SHORT TASK: Copy out all the lines where "type" shows up.

INPUT RECORDS:
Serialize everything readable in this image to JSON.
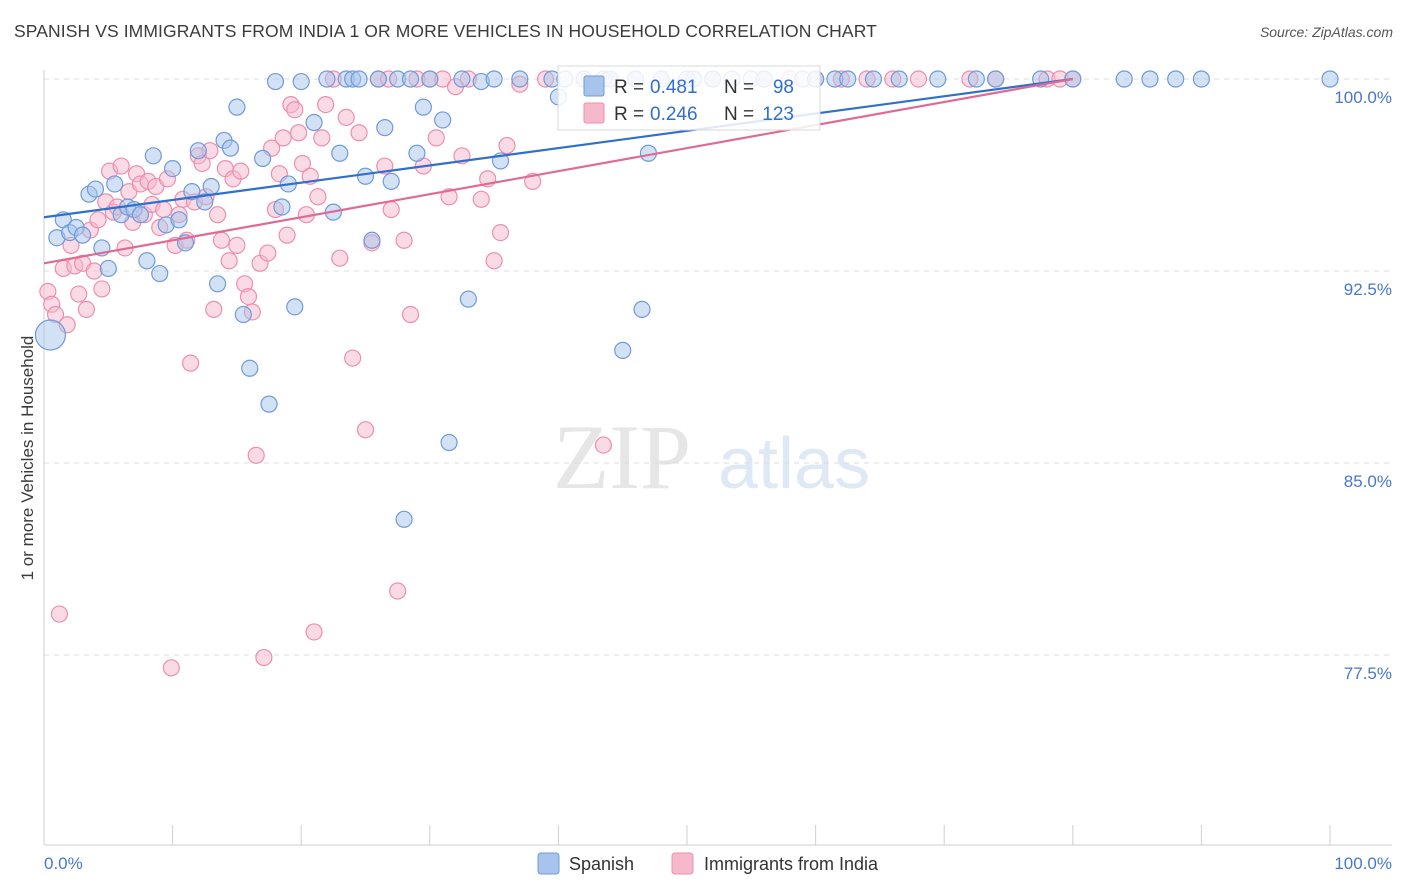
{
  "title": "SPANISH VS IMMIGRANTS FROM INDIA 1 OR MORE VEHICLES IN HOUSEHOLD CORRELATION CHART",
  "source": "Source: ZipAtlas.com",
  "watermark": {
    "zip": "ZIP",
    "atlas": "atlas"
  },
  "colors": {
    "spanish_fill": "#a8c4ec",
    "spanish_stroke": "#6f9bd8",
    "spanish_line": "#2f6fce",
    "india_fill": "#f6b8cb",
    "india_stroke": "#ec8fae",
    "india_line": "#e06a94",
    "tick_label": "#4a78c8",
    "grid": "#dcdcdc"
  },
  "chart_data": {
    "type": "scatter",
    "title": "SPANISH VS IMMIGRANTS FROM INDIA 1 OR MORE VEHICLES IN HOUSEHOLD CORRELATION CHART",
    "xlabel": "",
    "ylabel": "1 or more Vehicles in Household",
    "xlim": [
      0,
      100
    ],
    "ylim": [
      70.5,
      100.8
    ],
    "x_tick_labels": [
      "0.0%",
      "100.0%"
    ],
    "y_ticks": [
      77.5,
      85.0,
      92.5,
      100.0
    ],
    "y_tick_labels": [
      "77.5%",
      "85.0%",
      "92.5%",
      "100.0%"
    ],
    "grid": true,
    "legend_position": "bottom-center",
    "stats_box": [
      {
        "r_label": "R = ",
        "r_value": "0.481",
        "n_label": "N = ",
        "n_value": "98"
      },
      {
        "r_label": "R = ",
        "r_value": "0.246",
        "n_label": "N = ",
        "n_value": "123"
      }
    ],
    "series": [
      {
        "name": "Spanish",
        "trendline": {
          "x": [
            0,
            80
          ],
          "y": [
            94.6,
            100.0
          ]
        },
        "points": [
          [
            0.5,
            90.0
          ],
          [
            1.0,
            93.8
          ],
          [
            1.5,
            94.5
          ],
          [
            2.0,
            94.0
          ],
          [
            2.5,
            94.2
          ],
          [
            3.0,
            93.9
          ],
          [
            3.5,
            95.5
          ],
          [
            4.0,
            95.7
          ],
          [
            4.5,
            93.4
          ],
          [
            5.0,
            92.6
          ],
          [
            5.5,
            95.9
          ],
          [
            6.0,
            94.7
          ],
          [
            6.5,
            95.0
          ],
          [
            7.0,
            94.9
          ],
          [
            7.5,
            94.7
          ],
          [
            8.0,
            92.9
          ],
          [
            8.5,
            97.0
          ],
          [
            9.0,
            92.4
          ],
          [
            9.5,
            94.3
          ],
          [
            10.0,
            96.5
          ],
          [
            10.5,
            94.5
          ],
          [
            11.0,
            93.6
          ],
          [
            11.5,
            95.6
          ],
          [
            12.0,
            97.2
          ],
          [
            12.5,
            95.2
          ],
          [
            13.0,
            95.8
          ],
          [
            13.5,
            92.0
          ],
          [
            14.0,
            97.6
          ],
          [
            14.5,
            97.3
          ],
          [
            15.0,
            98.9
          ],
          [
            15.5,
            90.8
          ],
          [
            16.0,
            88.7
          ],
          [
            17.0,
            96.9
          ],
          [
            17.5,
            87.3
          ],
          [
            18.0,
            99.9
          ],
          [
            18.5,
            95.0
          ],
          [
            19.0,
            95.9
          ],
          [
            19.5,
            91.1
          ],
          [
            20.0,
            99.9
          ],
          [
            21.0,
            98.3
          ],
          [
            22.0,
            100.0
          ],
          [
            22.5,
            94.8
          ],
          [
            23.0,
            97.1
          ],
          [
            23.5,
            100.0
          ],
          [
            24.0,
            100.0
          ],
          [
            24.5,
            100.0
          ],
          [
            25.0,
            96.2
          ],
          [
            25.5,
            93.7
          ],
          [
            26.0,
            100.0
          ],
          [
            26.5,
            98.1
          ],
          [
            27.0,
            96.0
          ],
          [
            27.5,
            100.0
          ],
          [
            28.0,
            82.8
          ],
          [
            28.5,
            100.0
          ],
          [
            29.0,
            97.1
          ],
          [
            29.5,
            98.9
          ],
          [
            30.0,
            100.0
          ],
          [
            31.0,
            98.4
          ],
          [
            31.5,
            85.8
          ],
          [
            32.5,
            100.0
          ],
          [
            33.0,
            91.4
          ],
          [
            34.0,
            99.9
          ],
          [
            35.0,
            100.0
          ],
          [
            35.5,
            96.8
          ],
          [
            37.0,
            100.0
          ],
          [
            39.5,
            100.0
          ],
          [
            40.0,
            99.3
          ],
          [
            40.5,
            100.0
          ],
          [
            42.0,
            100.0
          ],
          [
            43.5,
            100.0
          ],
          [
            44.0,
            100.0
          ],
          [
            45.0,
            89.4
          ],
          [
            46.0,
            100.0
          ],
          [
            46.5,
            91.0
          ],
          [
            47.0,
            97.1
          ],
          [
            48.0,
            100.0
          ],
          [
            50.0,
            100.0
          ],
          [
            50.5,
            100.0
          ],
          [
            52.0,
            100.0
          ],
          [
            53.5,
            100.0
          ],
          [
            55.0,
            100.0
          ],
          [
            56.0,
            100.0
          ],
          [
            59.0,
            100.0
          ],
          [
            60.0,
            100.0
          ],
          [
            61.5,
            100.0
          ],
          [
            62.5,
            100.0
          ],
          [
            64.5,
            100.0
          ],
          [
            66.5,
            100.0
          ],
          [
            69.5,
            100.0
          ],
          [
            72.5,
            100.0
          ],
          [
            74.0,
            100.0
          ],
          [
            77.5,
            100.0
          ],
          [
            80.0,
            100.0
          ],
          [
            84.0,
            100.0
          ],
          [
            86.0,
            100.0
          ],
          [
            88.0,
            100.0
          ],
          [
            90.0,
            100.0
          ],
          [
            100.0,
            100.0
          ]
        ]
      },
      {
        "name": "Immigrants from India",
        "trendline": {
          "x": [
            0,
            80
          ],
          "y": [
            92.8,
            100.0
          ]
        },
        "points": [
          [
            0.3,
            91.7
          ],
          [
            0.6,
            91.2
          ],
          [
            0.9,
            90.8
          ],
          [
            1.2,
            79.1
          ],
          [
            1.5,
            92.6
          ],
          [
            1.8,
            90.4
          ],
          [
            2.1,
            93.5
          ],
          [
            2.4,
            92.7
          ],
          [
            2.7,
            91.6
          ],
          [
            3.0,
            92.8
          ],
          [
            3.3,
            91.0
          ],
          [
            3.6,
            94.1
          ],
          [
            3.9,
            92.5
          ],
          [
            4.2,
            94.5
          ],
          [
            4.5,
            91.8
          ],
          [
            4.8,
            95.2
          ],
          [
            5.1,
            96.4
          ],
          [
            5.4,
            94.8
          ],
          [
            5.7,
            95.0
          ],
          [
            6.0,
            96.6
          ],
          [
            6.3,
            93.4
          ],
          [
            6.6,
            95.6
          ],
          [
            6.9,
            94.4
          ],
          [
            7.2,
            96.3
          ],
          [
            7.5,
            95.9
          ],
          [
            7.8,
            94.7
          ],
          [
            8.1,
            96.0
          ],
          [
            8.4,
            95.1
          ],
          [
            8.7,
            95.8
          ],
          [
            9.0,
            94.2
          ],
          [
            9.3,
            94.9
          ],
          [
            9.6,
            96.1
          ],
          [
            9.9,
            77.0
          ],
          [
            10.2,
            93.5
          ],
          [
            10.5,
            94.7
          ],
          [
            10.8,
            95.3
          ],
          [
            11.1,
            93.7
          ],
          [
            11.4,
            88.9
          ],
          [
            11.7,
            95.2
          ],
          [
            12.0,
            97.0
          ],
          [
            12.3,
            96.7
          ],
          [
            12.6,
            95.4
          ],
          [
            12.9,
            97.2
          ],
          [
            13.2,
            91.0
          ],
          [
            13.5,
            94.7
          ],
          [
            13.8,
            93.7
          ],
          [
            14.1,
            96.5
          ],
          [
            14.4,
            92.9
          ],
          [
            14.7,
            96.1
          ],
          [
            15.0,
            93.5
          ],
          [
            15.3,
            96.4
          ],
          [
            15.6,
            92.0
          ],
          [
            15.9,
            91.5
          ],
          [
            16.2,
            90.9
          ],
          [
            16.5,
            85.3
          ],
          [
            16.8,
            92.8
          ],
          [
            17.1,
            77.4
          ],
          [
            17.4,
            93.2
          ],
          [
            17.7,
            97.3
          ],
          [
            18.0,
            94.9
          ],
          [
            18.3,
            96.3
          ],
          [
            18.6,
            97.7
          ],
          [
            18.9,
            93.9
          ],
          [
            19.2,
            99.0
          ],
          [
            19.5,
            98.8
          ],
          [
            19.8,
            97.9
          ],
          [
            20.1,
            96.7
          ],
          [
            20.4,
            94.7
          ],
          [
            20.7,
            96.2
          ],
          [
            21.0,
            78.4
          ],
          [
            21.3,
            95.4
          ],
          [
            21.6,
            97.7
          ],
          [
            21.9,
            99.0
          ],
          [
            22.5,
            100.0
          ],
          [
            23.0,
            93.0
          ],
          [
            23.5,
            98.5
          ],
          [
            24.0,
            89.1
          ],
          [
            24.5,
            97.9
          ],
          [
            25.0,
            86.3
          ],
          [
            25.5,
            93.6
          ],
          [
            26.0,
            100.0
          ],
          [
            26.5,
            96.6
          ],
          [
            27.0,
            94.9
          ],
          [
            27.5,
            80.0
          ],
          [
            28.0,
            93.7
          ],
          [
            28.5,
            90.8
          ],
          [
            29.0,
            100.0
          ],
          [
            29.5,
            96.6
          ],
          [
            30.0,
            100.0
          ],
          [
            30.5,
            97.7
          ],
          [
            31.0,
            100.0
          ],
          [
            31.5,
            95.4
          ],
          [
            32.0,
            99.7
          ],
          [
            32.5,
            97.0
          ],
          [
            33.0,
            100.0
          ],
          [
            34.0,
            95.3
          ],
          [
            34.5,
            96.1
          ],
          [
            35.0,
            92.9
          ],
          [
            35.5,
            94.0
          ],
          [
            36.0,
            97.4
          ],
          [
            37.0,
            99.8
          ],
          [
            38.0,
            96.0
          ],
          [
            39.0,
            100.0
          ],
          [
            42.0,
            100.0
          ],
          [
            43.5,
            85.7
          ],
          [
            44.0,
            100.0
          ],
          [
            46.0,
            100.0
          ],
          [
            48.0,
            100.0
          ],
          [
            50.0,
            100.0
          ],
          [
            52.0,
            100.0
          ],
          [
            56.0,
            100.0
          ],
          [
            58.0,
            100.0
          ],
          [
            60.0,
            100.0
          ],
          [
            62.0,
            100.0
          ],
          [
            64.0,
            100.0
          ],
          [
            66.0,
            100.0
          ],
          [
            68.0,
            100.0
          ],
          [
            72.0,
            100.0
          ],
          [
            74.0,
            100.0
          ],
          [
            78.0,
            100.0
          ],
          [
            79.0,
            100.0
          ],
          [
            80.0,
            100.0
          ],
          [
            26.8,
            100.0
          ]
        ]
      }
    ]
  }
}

---

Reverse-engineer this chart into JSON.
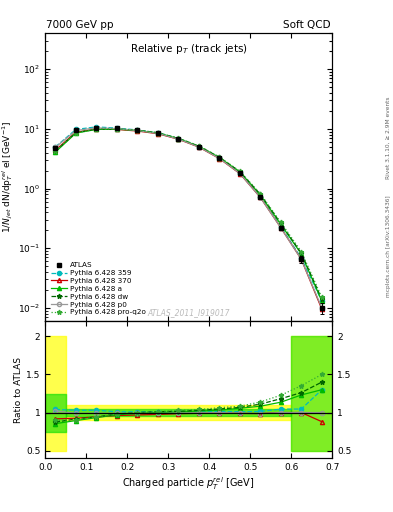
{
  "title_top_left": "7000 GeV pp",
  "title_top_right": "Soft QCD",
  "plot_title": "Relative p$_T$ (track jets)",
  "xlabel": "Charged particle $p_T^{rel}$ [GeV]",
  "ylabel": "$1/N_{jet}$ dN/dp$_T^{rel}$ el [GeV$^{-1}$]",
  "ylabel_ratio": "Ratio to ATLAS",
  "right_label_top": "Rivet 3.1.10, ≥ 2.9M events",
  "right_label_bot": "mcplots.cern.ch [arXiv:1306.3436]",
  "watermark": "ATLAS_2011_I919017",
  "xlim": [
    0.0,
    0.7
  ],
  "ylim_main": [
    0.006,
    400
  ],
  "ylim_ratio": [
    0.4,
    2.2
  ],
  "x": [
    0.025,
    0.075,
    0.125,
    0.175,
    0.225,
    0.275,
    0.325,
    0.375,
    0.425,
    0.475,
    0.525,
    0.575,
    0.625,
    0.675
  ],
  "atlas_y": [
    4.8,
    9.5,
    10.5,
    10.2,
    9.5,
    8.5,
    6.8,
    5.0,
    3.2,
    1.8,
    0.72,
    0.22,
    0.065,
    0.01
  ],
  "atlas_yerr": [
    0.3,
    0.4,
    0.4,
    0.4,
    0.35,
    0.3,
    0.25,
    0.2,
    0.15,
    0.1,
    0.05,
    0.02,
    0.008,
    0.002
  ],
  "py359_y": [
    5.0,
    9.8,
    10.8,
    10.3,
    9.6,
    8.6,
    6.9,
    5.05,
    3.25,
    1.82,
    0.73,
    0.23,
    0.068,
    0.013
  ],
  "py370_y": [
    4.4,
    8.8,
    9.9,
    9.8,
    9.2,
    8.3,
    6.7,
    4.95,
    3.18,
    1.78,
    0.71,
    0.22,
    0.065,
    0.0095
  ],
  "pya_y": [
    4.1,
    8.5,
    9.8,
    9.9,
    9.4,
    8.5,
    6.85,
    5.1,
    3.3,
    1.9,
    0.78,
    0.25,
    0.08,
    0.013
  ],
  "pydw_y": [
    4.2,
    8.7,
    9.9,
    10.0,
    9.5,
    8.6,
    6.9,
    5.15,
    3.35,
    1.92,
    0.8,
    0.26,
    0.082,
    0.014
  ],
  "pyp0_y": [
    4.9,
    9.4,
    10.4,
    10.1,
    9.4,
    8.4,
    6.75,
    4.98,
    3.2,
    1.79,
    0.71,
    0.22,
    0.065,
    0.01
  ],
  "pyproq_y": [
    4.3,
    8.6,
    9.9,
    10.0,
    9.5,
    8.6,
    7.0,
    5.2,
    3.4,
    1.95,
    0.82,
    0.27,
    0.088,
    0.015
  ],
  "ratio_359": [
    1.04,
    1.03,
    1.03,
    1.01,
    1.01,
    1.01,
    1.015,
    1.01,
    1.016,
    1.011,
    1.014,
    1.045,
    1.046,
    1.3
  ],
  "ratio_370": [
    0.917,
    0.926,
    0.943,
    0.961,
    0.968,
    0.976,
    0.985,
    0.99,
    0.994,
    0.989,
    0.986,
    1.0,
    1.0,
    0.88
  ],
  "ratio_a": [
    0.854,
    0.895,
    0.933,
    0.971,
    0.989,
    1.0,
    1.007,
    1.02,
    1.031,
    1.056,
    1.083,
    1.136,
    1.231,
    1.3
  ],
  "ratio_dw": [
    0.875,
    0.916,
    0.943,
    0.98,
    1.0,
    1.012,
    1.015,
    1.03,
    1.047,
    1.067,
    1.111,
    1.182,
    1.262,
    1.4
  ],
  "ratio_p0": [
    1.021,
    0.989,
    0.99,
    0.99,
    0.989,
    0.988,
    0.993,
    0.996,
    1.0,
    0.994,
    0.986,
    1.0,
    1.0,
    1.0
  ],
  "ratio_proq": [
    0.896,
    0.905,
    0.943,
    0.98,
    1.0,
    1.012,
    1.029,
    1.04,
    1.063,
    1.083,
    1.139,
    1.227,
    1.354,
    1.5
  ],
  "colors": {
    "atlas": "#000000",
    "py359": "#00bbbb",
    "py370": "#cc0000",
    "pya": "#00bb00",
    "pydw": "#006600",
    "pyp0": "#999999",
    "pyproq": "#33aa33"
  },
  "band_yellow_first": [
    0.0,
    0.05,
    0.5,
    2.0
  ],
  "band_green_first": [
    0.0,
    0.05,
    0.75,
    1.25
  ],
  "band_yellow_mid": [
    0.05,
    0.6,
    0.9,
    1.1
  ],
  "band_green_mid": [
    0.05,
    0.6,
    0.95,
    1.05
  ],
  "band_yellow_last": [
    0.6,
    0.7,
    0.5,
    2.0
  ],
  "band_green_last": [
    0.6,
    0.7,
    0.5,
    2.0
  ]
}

---

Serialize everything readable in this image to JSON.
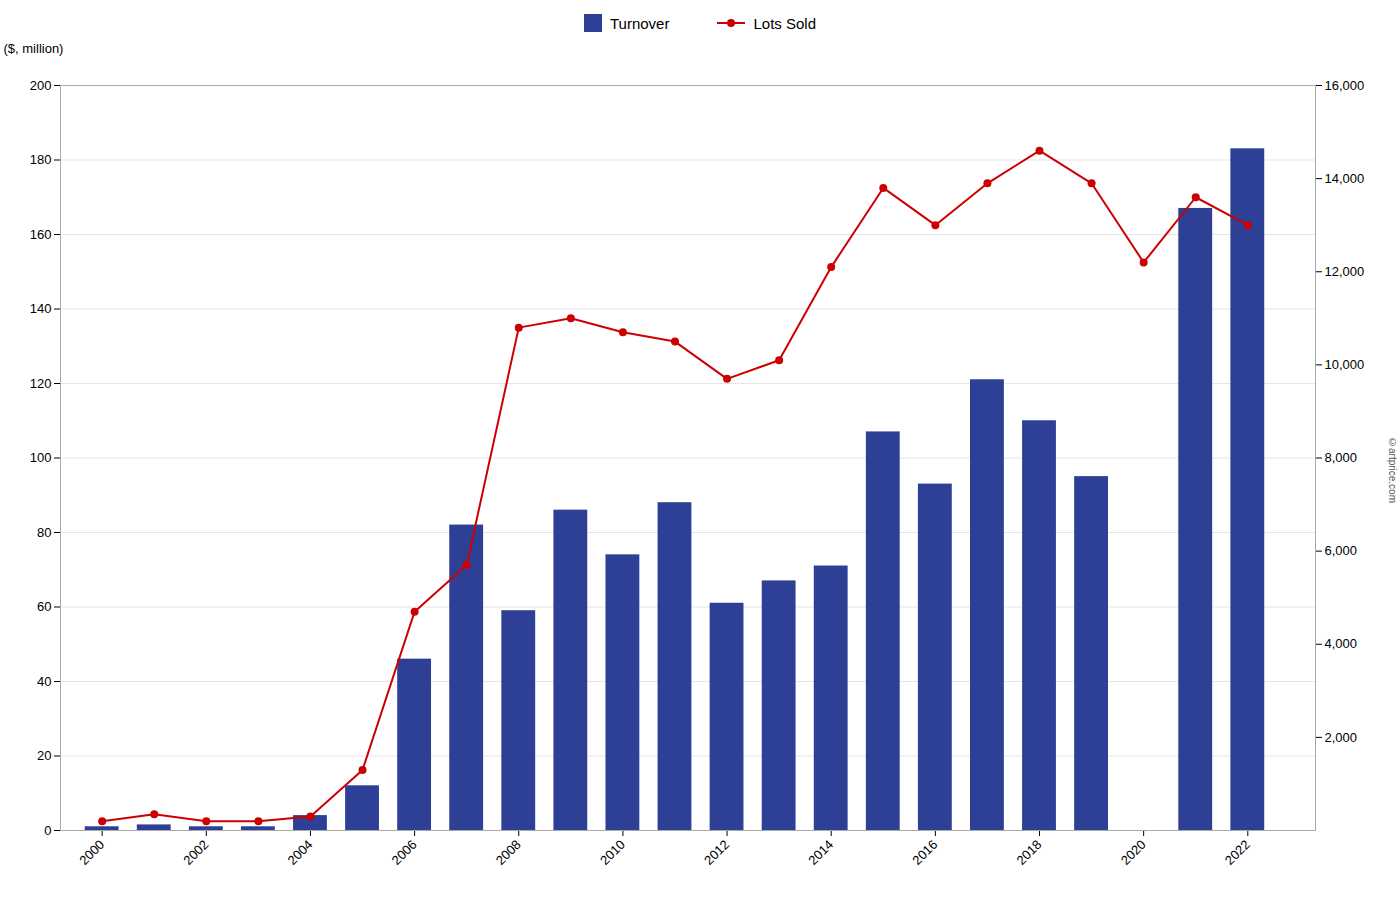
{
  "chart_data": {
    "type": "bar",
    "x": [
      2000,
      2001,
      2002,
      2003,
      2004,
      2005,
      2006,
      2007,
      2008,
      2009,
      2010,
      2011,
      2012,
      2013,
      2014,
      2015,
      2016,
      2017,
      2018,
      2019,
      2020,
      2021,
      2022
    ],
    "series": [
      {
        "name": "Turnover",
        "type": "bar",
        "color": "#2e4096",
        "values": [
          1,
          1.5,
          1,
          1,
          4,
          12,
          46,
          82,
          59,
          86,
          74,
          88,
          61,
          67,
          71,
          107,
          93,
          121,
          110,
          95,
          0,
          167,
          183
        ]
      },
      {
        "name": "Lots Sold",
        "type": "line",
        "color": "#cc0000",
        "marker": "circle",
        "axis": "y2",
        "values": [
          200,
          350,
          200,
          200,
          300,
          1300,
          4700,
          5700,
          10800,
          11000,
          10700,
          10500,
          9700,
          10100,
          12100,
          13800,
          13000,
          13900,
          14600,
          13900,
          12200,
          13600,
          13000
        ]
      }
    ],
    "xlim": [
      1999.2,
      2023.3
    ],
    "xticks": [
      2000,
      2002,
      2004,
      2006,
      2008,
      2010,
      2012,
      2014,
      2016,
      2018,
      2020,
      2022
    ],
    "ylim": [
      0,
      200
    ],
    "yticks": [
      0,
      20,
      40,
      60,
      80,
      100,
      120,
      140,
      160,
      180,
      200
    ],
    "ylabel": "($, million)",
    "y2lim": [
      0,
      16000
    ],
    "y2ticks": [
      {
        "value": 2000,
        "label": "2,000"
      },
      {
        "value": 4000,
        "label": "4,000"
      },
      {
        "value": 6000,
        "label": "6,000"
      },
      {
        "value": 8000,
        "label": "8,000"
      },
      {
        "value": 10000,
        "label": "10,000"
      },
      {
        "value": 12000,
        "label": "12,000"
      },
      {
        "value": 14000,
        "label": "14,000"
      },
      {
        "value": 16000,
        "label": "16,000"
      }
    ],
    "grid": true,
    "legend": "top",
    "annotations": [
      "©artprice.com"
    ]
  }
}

ANSWER TO THIS TASK:
    "type": "scatter",
    "type": "bar",
        "type": "bar",
        "type": "line",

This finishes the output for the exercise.